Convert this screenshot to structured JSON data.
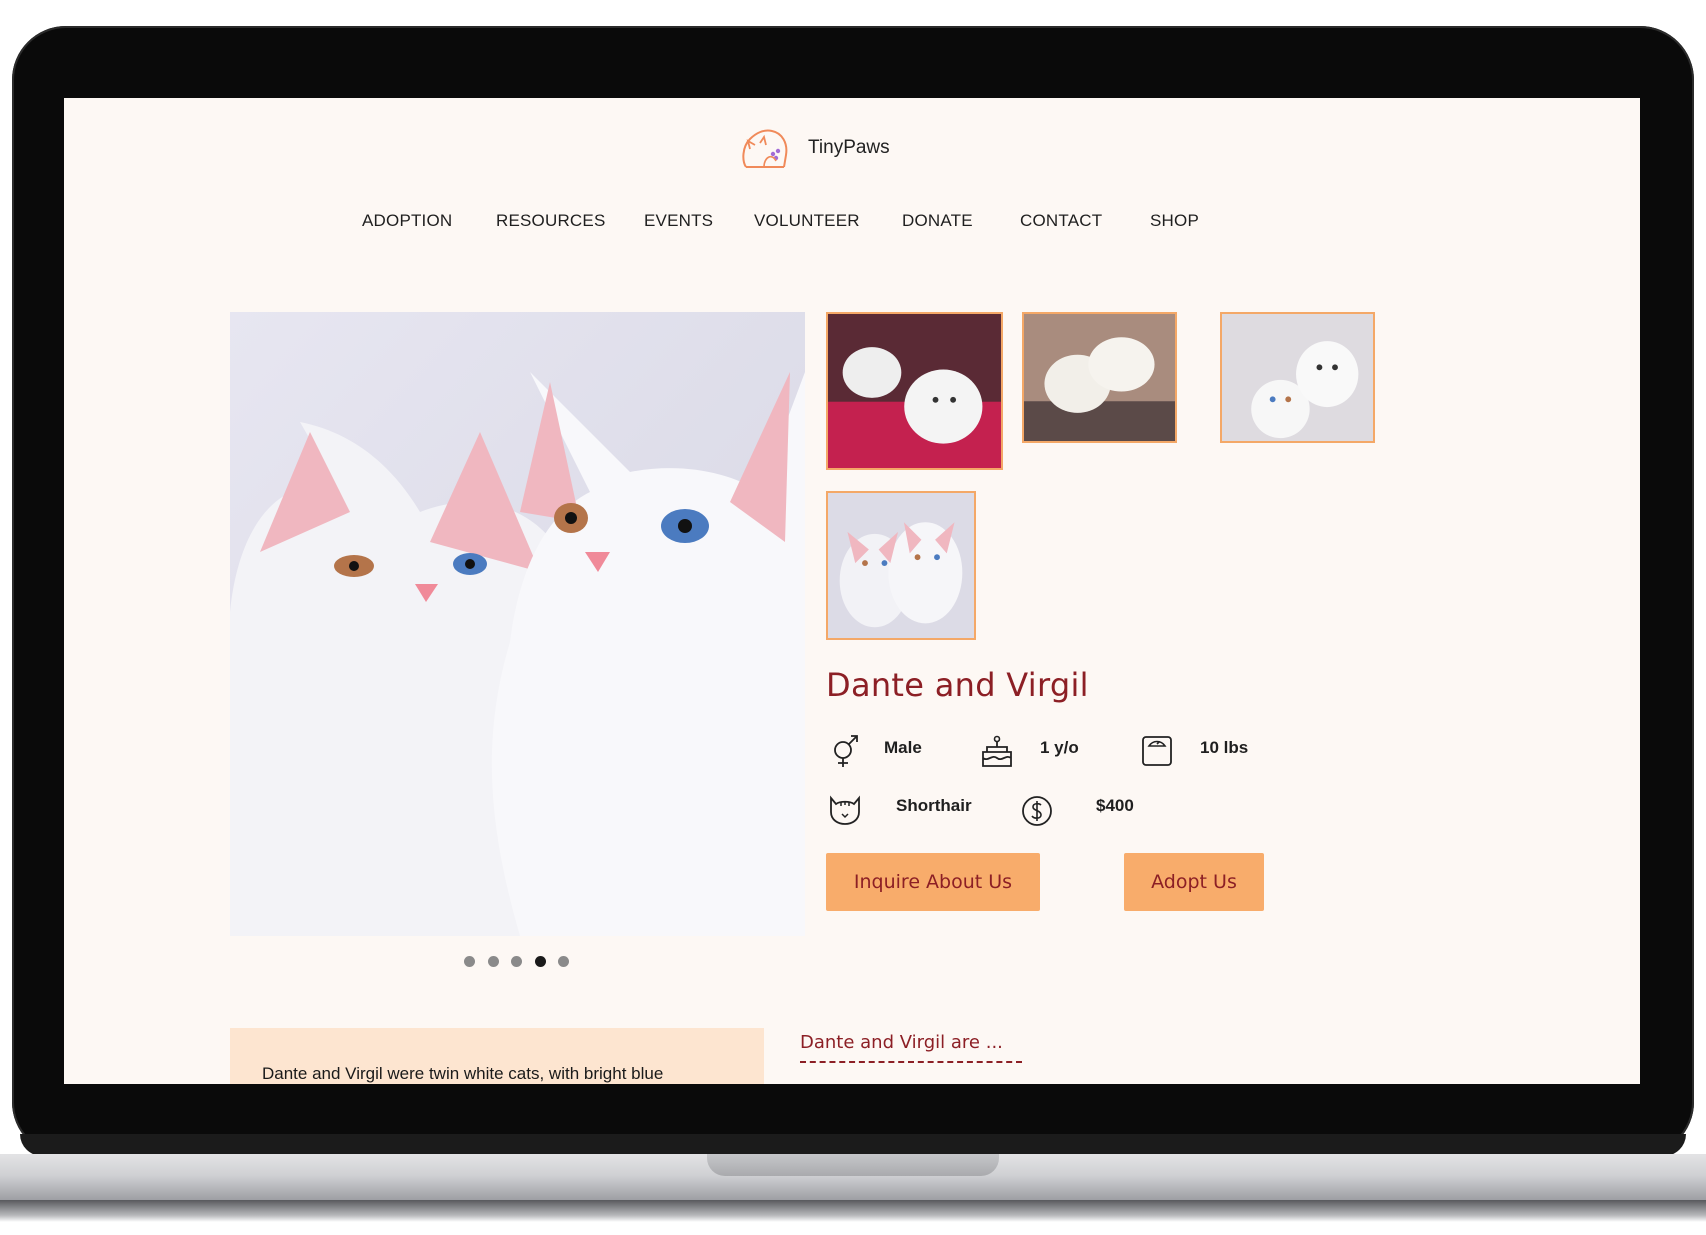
{
  "brand": {
    "name": "TinyPaws"
  },
  "nav": [
    "ADOPTION",
    "RESOURCES",
    "EVENTS",
    "VOLUNTEER",
    "DONATE",
    "CONTACT",
    "SHOP"
  ],
  "pet": {
    "name": "Dante and Virgil",
    "attributes": {
      "gender": "Male",
      "age": "1 y/o",
      "weight": "10 lbs",
      "coat": "Shorthair",
      "price": "$400"
    }
  },
  "buttons": {
    "inquire": "Inquire About Us",
    "adopt": "Adopt Us"
  },
  "carousel": {
    "total": 5,
    "active_index": 4
  },
  "about": {
    "text": "Dante and Virgil were twin white cats, with bright blue",
    "heading": "Dante and Virgil are ..."
  },
  "colors": {
    "accent": "#f8ac6b",
    "heading": "#8c1f25",
    "page_bg": "#fdf8f4",
    "desc_bg": "#fde5d0"
  }
}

■ ■ ■ ■

Pictures are not part of the copy; output everything else in the records exactly.

RESPONSE:
Convert this screenshot to structured JSON data.
{
  "brand": {
    "name": "TinyPaws"
  },
  "nav": [
    "ADOPTION",
    "RESOURCES",
    "EVENTS",
    "VOLUNTEER",
    "DONATE",
    "CONTACT",
    "SHOP"
  ],
  "pet": {
    "name": "Dante and Virgil",
    "attributes": {
      "gender": "Male",
      "age": "1 y/o",
      "weight": "10 lbs",
      "coat": "Shorthair",
      "price": "$400"
    }
  },
  "buttons": {
    "inquire": "Inquire About Us",
    "adopt": "Adopt Us"
  },
  "carousel": {
    "total": 5,
    "active_index": 4
  },
  "about": {
    "text": "Dante and Virgil were twin white cats, with bright blue",
    "heading": "Dante and Virgil are ..."
  },
  "colors": {
    "accent": "#f8ac6b",
    "heading": "#8c1f25",
    "page_bg": "#fdf8f4",
    "desc_bg": "#fde5d0"
  }
}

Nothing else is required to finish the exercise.